* _DIRECTIONS_: Write out each line of the material again, word for word.

* _DATA FOR THIS EXERCISE_:

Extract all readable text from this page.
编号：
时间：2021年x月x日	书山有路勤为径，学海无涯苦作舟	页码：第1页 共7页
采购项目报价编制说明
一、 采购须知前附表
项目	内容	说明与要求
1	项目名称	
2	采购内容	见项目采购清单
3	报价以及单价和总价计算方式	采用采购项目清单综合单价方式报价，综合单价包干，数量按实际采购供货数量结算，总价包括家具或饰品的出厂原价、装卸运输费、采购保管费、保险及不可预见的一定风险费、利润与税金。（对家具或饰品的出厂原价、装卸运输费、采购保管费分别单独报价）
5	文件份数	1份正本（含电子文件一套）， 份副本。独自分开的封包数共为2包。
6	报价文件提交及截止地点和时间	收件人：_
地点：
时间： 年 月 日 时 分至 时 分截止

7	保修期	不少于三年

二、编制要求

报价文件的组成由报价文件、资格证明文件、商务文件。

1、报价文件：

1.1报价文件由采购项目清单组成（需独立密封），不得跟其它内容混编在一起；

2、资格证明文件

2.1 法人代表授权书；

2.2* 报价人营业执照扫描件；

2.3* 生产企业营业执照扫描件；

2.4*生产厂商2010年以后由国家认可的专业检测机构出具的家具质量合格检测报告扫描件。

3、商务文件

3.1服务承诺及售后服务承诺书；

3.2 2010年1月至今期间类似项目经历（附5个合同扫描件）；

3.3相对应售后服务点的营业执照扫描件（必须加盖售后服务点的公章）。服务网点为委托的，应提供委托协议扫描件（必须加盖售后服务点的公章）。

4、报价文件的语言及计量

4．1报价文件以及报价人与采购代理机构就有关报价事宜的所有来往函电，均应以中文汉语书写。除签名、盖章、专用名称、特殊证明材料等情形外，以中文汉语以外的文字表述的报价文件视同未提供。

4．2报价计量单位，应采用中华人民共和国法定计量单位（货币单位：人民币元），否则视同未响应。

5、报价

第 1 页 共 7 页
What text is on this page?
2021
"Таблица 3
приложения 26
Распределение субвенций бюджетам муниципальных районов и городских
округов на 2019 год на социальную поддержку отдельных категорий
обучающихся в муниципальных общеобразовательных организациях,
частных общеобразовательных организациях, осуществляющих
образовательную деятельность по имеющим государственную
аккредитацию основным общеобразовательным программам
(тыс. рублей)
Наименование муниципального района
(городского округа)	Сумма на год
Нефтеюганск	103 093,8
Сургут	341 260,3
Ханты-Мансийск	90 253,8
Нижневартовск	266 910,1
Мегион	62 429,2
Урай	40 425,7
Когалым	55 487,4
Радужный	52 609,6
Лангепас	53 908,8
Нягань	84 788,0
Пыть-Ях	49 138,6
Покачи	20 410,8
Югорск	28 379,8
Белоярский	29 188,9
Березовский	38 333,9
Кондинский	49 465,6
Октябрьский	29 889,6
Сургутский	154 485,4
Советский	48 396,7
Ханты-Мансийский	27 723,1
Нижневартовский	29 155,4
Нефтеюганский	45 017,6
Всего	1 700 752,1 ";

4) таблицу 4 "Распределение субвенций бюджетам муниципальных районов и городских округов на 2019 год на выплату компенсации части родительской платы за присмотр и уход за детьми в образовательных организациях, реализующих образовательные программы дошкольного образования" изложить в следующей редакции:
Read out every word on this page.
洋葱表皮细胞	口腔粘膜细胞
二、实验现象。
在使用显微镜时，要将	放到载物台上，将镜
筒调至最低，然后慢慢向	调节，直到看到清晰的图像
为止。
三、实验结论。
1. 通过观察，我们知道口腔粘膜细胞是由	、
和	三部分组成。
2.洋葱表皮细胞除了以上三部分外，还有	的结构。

* _SOLVED EXERCISE_:
Extract all readable text from this page.
编号：
时间：2021年x月x日	书山有路勤为径，学海无涯苦作舟	页码：第1页 共7页
采购项目报价编制说明
一、 采购须知前附表
项目	内容	说明与要求
1	项目名称	
2	采购内容	见项目采购清单
3	报价以及单价和总价计算方式	采用采购项目清单综合单价方式报价，综合单价包干，数量按实际采购供货数量结算，总价包括家具或饰品的出厂原价、装卸运输费、采购保管费、保险及不可预见的一定风险费、利润与税金。（对家具或饰品的出厂原价、装卸运输费、采购保管费分别单独报价）
5	文件份数	1份正本（含电子文件一套）， 份副本。独自分开的封包数共为2包。
6	报价文件提交及截止地点和时间	收件人：_
地点：
时间： 年 月 日 时 分至 时 分截止

7	保修期	不少于三年

二、编制要求

报价文件的组成由报价文件、资格证明文件、商务文件。

1、报价文件：

1.1报价文件由采购项目清单组成（需独立密封），不得跟其它内容混编在一起；

2、资格证明文件

2.1 法人代表授权书；

2.2* 报价人营业执照扫描件；

2.3* 生产企业营业执照扫描件；

2.4*生产厂商2010年以后由国家认可的专业检测机构出具的家具质量合格检测报告扫描件。

3、商务文件

3.1服务承诺及售后服务承诺书；

3.2 2010年1月至今期间类似项目经历（附5个合同扫描件）；

3.3相对应售后服务点的营业执照扫描件（必须加盖售后服务点的公章）。服务网点为委托的，应提供委托协议扫描件（必须加盖售后服务点的公章）。

4、报价文件的语言及计量

4．1报价文件以及报价人与采购代理机构就有关报价事宜的所有来往函电，均应以中文汉语书写。除签名、盖章、专用名称、特殊证明材料等情形外，以中文汉语以外的文字表述的报价文件视同未提供。

4．2报价计量单位，应采用中华人民共和国法定计量单位（货币单位：人民币元），否则视同未响应。

5、报价

第 1 页 共 7 页
What text is on this page?
2021
"Таблица 3
приложения 26
Распределение субвенций бюджетам муниципальных районов и городских
округов на 2019 год на социальную поддержку отдельных категорий
обучающихся в муниципальных общеобразовательных организациях,
частных общеобразовательных организациях, осуществляющих
образовательную деятельность по имеющим государственную
аккредитацию основным общеобразовательным программам
(тыс. рублей)
Наименование муниципального района
(городского округа)	Сумма на год
Нефтеюганск	103 093,8
Сургут	341 260,3
Ханты-Мансийск	90 253,8
Нижневартовск	266 910,1
Мегион	62 429,2
Урай	40 425,7
Когалым	55 487,4
Радужный	52 609,6
Лангепас	53 908,8
Нягань	84 788,0
Пыть-Ях	49 138,6
Покачи	20 410,8
Югорск	28 379,8
Белоярский	29 188,9
Березовский	38 333,9
Кондинский	49 465,6
Октябрьский	29 889,6
Сургутский	154 485,4
Советский	48 396,7
Ханты-Мансийский	27 723,1
Нижневартовский	29 155,4
Нефтеюганский	45 017,6
Всего	1 700 752,1 ";

4) таблицу 4 "Распределение субвенций бюджетам муниципальных районов и городских округов на 2019 год на выплату компенсации части родительской платы за присмотр и уход за детьми в образовательных организациях, реализующих образовательные программы дошкольного образования" изложить в следующей редакции:
Read out every word on this page.
洋葱表皮细胞	口腔粘膜细胞
二、实验现象。
在使用显微镜时，要将	放到载物台上，将镜
筒调至最低，然后慢慢向	调节，直到看到清晰的图像
为止。
三、实验结论。
1. 通过观察，我们知道口腔粘膜细胞是由	、
和	三部分组成。
2.洋葱表皮细胞除了以上三部分外，还有	的结构。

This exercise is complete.